▶ **Goal of the exercise**: Output solely the number of lines containing the string "xlabel".
START Data shown
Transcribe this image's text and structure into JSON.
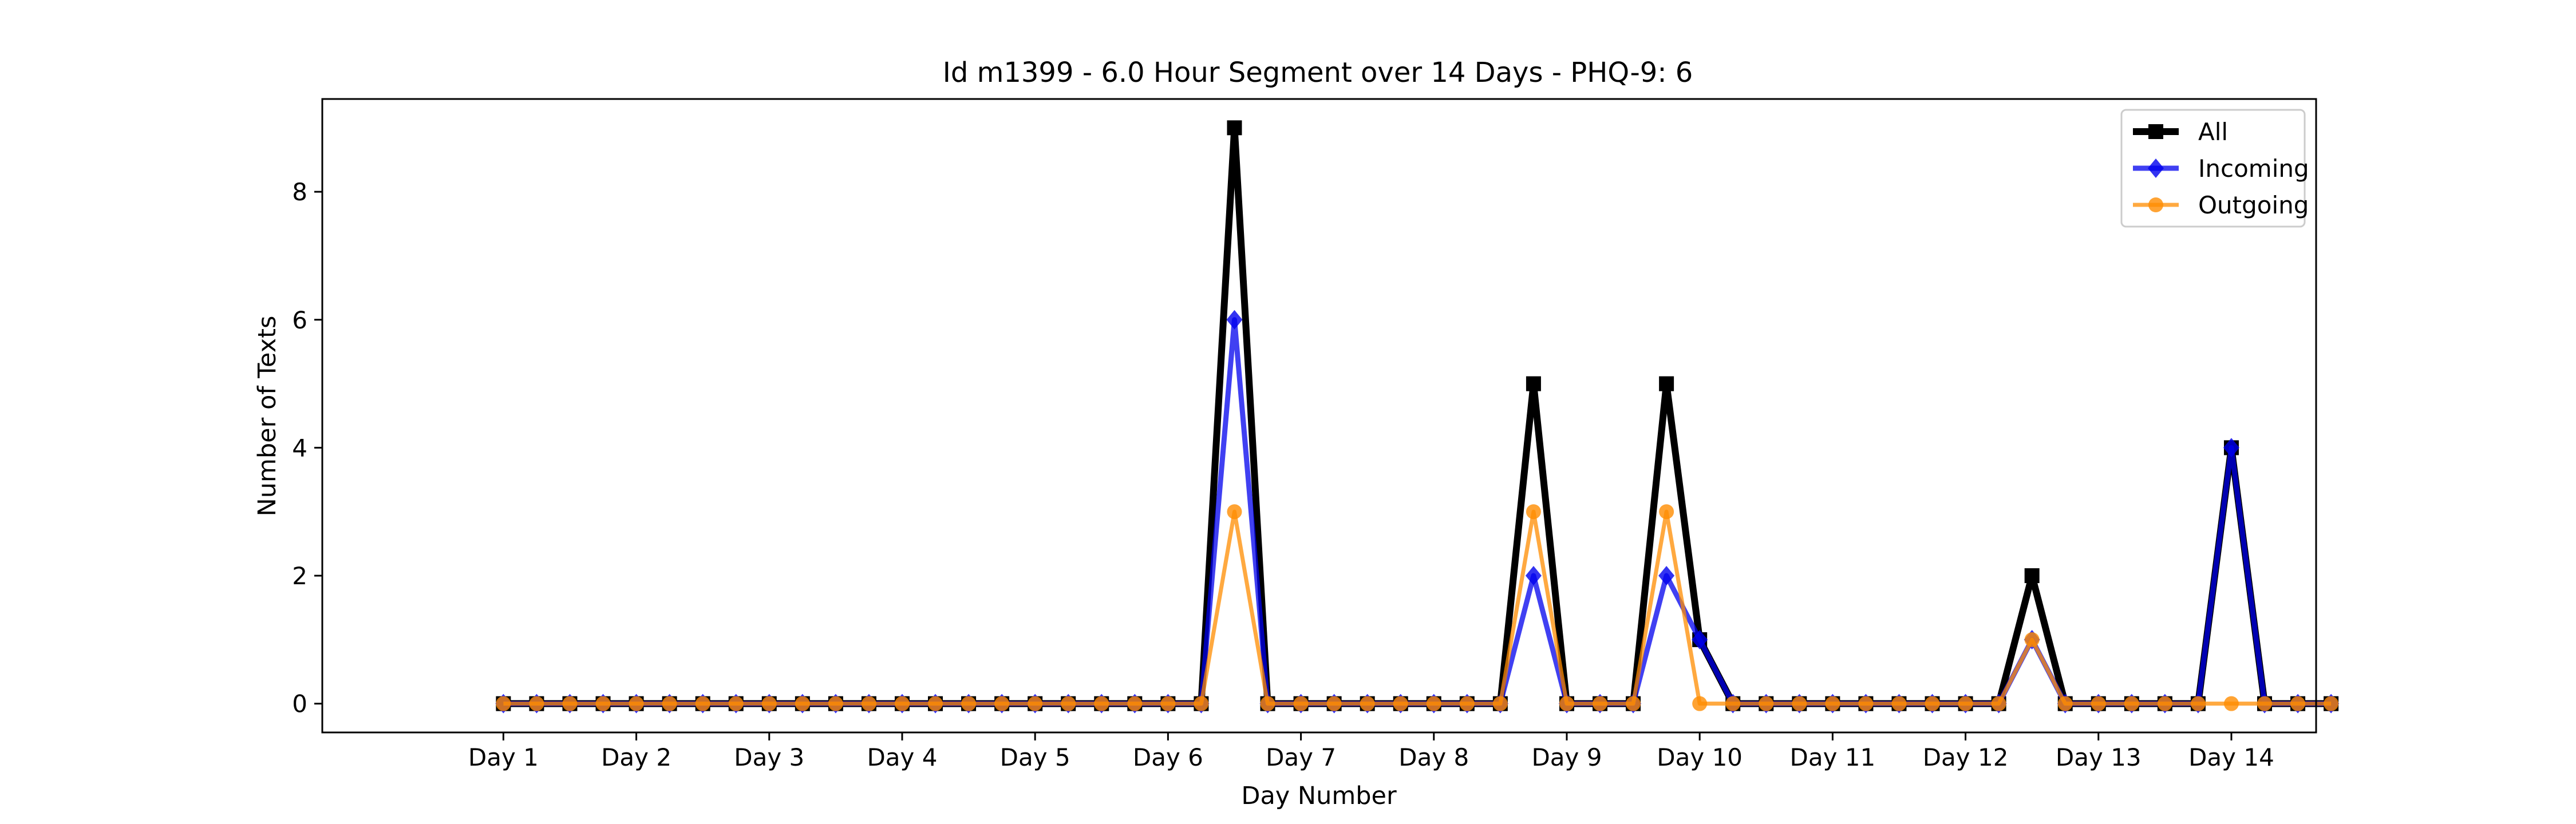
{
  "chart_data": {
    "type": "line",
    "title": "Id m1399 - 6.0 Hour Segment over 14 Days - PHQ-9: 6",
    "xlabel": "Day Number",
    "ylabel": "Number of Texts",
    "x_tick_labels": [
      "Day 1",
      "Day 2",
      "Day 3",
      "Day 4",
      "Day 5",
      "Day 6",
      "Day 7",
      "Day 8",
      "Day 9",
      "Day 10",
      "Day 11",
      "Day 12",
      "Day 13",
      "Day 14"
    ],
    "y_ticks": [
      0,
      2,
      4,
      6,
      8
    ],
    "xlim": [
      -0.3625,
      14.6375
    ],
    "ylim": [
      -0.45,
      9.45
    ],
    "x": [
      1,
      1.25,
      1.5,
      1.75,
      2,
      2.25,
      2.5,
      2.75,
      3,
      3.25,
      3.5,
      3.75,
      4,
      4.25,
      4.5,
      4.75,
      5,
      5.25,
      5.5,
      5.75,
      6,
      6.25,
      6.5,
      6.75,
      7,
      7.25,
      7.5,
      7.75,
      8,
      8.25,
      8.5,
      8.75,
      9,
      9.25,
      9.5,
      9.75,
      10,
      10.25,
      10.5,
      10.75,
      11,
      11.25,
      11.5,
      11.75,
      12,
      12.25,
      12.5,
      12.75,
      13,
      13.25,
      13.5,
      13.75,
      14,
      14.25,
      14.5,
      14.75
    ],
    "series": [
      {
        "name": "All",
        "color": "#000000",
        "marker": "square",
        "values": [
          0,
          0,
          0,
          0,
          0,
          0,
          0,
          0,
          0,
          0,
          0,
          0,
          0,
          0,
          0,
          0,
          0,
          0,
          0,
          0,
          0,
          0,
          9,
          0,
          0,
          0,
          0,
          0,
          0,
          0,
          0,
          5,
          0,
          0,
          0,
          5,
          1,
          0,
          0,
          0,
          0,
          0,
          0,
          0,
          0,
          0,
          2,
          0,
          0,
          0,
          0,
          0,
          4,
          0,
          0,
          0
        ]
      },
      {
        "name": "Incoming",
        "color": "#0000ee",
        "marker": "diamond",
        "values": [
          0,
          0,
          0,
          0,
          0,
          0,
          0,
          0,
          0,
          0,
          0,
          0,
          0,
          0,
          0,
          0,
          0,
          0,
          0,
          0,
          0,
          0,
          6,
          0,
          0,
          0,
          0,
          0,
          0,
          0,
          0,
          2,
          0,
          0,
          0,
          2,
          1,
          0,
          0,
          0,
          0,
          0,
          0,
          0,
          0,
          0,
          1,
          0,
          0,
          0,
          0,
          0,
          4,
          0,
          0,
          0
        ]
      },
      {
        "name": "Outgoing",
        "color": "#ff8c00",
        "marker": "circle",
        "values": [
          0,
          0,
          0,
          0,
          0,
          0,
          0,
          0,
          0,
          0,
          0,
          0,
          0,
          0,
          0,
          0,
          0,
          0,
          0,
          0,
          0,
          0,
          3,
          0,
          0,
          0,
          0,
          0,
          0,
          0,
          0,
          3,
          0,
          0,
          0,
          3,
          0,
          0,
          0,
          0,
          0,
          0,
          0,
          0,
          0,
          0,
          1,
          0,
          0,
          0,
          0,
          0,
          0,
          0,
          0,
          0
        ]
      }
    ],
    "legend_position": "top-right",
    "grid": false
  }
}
END Data shown
START Data shown
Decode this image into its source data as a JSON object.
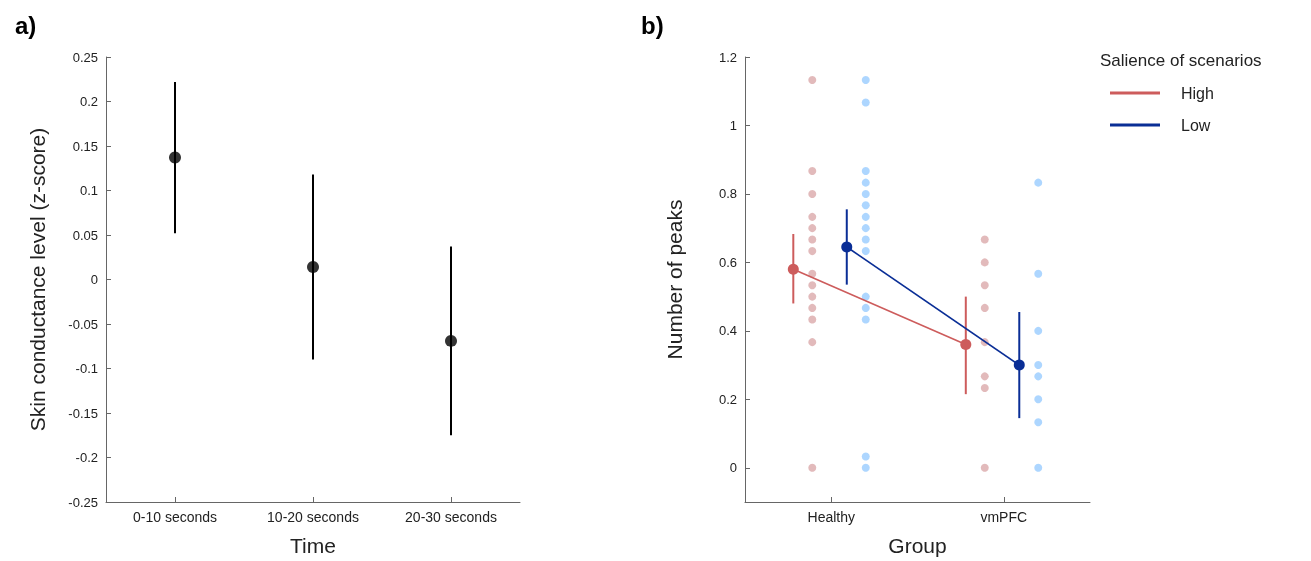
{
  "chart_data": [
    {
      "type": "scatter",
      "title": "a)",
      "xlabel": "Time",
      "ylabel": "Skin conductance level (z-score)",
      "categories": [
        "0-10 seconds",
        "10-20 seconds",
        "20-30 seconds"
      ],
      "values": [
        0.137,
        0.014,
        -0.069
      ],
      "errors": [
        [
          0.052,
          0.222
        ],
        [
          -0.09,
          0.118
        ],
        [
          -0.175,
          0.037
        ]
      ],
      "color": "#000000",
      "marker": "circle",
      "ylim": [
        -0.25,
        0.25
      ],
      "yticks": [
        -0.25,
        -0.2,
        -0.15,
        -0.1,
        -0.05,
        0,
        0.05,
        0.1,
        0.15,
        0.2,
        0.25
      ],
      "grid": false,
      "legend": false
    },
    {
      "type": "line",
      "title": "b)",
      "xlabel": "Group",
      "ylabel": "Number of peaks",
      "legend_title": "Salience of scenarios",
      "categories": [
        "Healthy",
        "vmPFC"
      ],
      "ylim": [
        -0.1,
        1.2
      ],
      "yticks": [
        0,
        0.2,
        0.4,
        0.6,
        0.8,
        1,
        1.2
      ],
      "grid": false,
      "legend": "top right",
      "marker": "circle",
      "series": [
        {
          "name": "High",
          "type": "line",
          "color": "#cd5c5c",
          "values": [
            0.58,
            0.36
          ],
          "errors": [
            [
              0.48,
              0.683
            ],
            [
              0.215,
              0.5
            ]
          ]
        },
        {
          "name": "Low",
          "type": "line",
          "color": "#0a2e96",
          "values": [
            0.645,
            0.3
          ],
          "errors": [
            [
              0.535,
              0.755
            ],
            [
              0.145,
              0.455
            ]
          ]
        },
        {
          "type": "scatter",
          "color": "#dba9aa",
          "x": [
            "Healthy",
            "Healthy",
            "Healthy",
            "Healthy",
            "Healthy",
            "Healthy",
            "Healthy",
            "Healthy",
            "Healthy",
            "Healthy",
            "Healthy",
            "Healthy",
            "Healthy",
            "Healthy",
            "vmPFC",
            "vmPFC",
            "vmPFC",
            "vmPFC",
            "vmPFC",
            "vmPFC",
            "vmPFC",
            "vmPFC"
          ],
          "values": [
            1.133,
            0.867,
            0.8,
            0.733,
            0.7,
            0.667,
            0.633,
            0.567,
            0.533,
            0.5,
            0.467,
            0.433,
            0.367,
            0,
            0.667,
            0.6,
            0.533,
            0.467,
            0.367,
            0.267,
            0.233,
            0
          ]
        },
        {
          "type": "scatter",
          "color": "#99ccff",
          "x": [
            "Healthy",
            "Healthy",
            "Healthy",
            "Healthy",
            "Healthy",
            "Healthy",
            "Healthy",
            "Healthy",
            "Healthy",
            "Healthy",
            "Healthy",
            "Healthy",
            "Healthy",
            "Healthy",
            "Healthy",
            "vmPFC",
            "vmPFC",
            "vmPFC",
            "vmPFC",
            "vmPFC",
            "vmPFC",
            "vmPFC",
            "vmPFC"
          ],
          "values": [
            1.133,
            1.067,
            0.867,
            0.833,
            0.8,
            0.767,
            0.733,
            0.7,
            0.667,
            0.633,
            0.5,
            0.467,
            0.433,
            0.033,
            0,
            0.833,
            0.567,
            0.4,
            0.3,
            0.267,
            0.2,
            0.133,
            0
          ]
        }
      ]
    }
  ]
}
END Data shown
▶ **Correct response**: 3